* [Aim]: Transcribe every line of the listing below without any deviation.

* [Input records]:
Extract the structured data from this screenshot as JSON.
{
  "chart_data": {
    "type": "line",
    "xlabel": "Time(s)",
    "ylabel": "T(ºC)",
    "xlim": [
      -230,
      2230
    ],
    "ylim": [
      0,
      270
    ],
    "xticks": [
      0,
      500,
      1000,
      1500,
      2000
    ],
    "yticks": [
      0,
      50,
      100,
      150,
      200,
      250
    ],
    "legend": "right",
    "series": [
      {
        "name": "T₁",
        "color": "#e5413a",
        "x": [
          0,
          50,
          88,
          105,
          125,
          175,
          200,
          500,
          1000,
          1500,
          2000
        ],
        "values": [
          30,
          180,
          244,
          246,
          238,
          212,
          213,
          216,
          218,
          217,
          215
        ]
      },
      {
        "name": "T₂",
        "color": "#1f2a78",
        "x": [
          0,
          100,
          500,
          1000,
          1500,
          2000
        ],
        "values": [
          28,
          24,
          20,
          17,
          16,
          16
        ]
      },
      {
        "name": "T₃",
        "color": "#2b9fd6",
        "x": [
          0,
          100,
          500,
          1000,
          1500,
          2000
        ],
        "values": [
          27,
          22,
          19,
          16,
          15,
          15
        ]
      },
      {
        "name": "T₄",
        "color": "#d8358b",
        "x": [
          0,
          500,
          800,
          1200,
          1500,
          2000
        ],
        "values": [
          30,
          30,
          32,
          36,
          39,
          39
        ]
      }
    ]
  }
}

* [The completed task]:
Extract the structured data from this screenshot as JSON.
{
  "chart_data": {
    "type": "line",
    "xlabel": "Time(s)",
    "ylabel": "T(ºC)",
    "xlim": [
      -230,
      2230
    ],
    "ylim": [
      0,
      270
    ],
    "xticks": [
      0,
      500,
      1000,
      1500,
      2000
    ],
    "yticks": [
      0,
      50,
      100,
      150,
      200,
      250
    ],
    "legend": "right",
    "series": [
      {
        "name": "T₁",
        "color": "#e5413a",
        "x": [
          0,
          50,
          88,
          105,
          125,
          175,
          200,
          500,
          1000,
          1500,
          2000
        ],
        "values": [
          30,
          180,
          244,
          246,
          238,
          212,
          213,
          216,
          218,
          217,
          215
        ]
      },
      {
        "name": "T₂",
        "color": "#1f2a78",
        "x": [
          0,
          100,
          500,
          1000,
          1500,
          2000
        ],
        "values": [
          28,
          24,
          20,
          17,
          16,
          16
        ]
      },
      {
        "name": "T₃",
        "color": "#2b9fd6",
        "x": [
          0,
          100,
          500,
          1000,
          1500,
          2000
        ],
        "values": [
          27,
          22,
          19,
          16,
          15,
          15
        ]
      },
      {
        "name": "T₄",
        "color": "#d8358b",
        "x": [
          0,
          500,
          800,
          1200,
          1500,
          2000
        ],
        "values": [
          30,
          30,
          32,
          36,
          39,
          39
        ]
      }
    ]
  }
}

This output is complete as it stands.